EXERCISE PROMPT: Would you transcribe the listing that follows, character for character, and omit its images?

DATASET EXCERPTS:
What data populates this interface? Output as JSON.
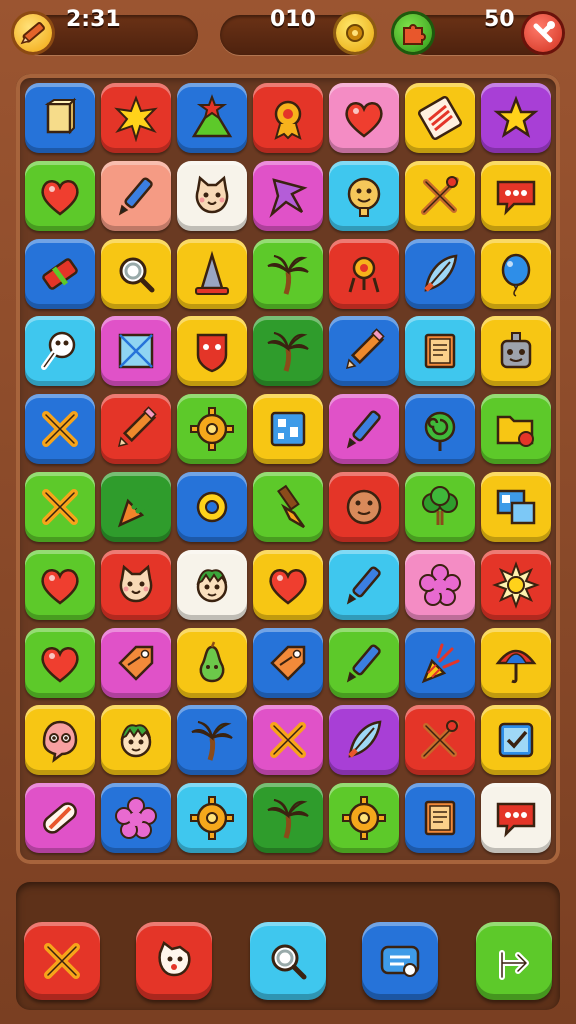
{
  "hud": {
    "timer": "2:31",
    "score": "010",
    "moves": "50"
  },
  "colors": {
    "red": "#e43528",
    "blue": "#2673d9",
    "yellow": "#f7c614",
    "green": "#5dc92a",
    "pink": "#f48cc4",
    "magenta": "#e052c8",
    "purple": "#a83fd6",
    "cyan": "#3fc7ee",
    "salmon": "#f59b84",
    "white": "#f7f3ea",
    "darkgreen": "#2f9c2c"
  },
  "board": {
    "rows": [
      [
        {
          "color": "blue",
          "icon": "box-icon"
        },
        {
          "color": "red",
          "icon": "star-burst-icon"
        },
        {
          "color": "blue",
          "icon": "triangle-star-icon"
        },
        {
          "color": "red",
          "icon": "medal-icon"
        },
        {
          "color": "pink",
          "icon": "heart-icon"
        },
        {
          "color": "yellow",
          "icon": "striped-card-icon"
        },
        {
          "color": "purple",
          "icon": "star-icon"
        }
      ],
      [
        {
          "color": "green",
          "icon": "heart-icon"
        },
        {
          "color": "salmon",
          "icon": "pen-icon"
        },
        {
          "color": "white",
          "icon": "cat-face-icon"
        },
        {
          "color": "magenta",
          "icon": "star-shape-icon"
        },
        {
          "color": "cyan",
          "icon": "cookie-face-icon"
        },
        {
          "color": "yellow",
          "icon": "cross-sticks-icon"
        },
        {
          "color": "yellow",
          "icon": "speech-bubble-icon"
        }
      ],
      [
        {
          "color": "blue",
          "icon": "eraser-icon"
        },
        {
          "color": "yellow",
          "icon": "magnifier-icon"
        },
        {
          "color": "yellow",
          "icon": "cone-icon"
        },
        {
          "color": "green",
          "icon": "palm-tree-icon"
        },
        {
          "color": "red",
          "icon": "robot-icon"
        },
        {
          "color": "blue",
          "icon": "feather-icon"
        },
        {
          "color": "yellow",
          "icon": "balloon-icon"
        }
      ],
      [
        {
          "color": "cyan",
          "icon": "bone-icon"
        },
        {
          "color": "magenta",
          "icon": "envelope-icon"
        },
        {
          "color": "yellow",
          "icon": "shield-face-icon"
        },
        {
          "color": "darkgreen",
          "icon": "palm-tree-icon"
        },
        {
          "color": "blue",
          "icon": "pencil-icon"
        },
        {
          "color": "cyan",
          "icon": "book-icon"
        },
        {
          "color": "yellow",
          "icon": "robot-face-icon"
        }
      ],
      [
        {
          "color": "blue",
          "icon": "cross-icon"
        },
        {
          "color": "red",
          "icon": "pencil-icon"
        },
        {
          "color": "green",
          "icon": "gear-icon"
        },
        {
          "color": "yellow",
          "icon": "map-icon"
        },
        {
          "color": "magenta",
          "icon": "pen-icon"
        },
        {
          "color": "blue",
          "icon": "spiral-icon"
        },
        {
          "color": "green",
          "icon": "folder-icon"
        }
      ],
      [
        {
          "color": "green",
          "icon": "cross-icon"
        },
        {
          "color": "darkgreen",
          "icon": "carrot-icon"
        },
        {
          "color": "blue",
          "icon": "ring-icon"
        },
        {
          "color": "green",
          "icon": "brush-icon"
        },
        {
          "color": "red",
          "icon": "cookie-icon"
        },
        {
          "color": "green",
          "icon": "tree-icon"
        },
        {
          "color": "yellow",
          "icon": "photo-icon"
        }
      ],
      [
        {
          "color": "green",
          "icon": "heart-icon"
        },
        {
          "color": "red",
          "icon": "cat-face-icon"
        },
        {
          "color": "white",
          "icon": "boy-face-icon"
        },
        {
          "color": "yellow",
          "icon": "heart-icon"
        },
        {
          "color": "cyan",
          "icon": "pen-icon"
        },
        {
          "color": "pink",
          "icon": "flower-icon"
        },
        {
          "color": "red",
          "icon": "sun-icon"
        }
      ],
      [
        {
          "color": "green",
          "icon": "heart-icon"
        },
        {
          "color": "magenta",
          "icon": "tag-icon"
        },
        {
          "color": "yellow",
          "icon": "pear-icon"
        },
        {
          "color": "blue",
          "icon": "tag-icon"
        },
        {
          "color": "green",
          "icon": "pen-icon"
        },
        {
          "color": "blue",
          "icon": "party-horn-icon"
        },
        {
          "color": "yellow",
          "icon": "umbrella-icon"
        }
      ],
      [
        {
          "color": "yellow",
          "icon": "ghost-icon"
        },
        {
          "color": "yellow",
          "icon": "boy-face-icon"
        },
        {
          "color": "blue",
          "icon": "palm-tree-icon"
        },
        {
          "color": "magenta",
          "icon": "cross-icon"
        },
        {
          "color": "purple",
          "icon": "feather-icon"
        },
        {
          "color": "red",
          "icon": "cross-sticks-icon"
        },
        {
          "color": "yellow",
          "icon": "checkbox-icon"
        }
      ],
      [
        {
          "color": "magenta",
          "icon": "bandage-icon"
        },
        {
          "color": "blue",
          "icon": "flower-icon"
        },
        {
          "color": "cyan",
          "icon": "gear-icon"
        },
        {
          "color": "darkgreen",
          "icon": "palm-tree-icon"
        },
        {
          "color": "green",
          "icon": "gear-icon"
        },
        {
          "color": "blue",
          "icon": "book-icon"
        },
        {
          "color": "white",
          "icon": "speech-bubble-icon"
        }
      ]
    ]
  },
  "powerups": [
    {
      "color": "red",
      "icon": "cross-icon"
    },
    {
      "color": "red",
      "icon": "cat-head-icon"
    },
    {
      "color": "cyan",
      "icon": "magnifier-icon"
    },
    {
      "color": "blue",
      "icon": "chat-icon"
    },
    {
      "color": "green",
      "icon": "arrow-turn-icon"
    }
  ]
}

RESPONSE TO THE EXERCISE:
What data populates this interface? Output as JSON.
{
  "hud": {
    "timer": "2:31",
    "score": "010",
    "moves": "50"
  },
  "colors": {
    "red": "#e43528",
    "blue": "#2673d9",
    "yellow": "#f7c614",
    "green": "#5dc92a",
    "pink": "#f48cc4",
    "magenta": "#e052c8",
    "purple": "#a83fd6",
    "cyan": "#3fc7ee",
    "salmon": "#f59b84",
    "white": "#f7f3ea",
    "darkgreen": "#2f9c2c"
  },
  "board": {
    "rows": [
      [
        {
          "color": "blue",
          "icon": "box-icon"
        },
        {
          "color": "red",
          "icon": "star-burst-icon"
        },
        {
          "color": "blue",
          "icon": "triangle-star-icon"
        },
        {
          "color": "red",
          "icon": "medal-icon"
        },
        {
          "color": "pink",
          "icon": "heart-icon"
        },
        {
          "color": "yellow",
          "icon": "striped-card-icon"
        },
        {
          "color": "purple",
          "icon": "star-icon"
        }
      ],
      [
        {
          "color": "green",
          "icon": "heart-icon"
        },
        {
          "color": "salmon",
          "icon": "pen-icon"
        },
        {
          "color": "white",
          "icon": "cat-face-icon"
        },
        {
          "color": "magenta",
          "icon": "star-shape-icon"
        },
        {
          "color": "cyan",
          "icon": "cookie-face-icon"
        },
        {
          "color": "yellow",
          "icon": "cross-sticks-icon"
        },
        {
          "color": "yellow",
          "icon": "speech-bubble-icon"
        }
      ],
      [
        {
          "color": "blue",
          "icon": "eraser-icon"
        },
        {
          "color": "yellow",
          "icon": "magnifier-icon"
        },
        {
          "color": "yellow",
          "icon": "cone-icon"
        },
        {
          "color": "green",
          "icon": "palm-tree-icon"
        },
        {
          "color": "red",
          "icon": "robot-icon"
        },
        {
          "color": "blue",
          "icon": "feather-icon"
        },
        {
          "color": "yellow",
          "icon": "balloon-icon"
        }
      ],
      [
        {
          "color": "cyan",
          "icon": "bone-icon"
        },
        {
          "color": "magenta",
          "icon": "envelope-icon"
        },
        {
          "color": "yellow",
          "icon": "shield-face-icon"
        },
        {
          "color": "darkgreen",
          "icon": "palm-tree-icon"
        },
        {
          "color": "blue",
          "icon": "pencil-icon"
        },
        {
          "color": "cyan",
          "icon": "book-icon"
        },
        {
          "color": "yellow",
          "icon": "robot-face-icon"
        }
      ],
      [
        {
          "color": "blue",
          "icon": "cross-icon"
        },
        {
          "color": "red",
          "icon": "pencil-icon"
        },
        {
          "color": "green",
          "icon": "gear-icon"
        },
        {
          "color": "yellow",
          "icon": "map-icon"
        },
        {
          "color": "magenta",
          "icon": "pen-icon"
        },
        {
          "color": "blue",
          "icon": "spiral-icon"
        },
        {
          "color": "green",
          "icon": "folder-icon"
        }
      ],
      [
        {
          "color": "green",
          "icon": "cross-icon"
        },
        {
          "color": "darkgreen",
          "icon": "carrot-icon"
        },
        {
          "color": "blue",
          "icon": "ring-icon"
        },
        {
          "color": "green",
          "icon": "brush-icon"
        },
        {
          "color": "red",
          "icon": "cookie-icon"
        },
        {
          "color": "green",
          "icon": "tree-icon"
        },
        {
          "color": "yellow",
          "icon": "photo-icon"
        }
      ],
      [
        {
          "color": "green",
          "icon": "heart-icon"
        },
        {
          "color": "red",
          "icon": "cat-face-icon"
        },
        {
          "color": "white",
          "icon": "boy-face-icon"
        },
        {
          "color": "yellow",
          "icon": "heart-icon"
        },
        {
          "color": "cyan",
          "icon": "pen-icon"
        },
        {
          "color": "pink",
          "icon": "flower-icon"
        },
        {
          "color": "red",
          "icon": "sun-icon"
        }
      ],
      [
        {
          "color": "green",
          "icon": "heart-icon"
        },
        {
          "color": "magenta",
          "icon": "tag-icon"
        },
        {
          "color": "yellow",
          "icon": "pear-icon"
        },
        {
          "color": "blue",
          "icon": "tag-icon"
        },
        {
          "color": "green",
          "icon": "pen-icon"
        },
        {
          "color": "blue",
          "icon": "party-horn-icon"
        },
        {
          "color": "yellow",
          "icon": "umbrella-icon"
        }
      ],
      [
        {
          "color": "yellow",
          "icon": "ghost-icon"
        },
        {
          "color": "yellow",
          "icon": "boy-face-icon"
        },
        {
          "color": "blue",
          "icon": "palm-tree-icon"
        },
        {
          "color": "magenta",
          "icon": "cross-icon"
        },
        {
          "color": "purple",
          "icon": "feather-icon"
        },
        {
          "color": "red",
          "icon": "cross-sticks-icon"
        },
        {
          "color": "yellow",
          "icon": "checkbox-icon"
        }
      ],
      [
        {
          "color": "magenta",
          "icon": "bandage-icon"
        },
        {
          "color": "blue",
          "icon": "flower-icon"
        },
        {
          "color": "cyan",
          "icon": "gear-icon"
        },
        {
          "color": "darkgreen",
          "icon": "palm-tree-icon"
        },
        {
          "color": "green",
          "icon": "gear-icon"
        },
        {
          "color": "blue",
          "icon": "book-icon"
        },
        {
          "color": "white",
          "icon": "speech-bubble-icon"
        }
      ]
    ]
  },
  "powerups": [
    {
      "color": "red",
      "icon": "cross-icon"
    },
    {
      "color": "red",
      "icon": "cat-head-icon"
    },
    {
      "color": "cyan",
      "icon": "magnifier-icon"
    },
    {
      "color": "blue",
      "icon": "chat-icon"
    },
    {
      "color": "green",
      "icon": "arrow-turn-icon"
    }
  ]
}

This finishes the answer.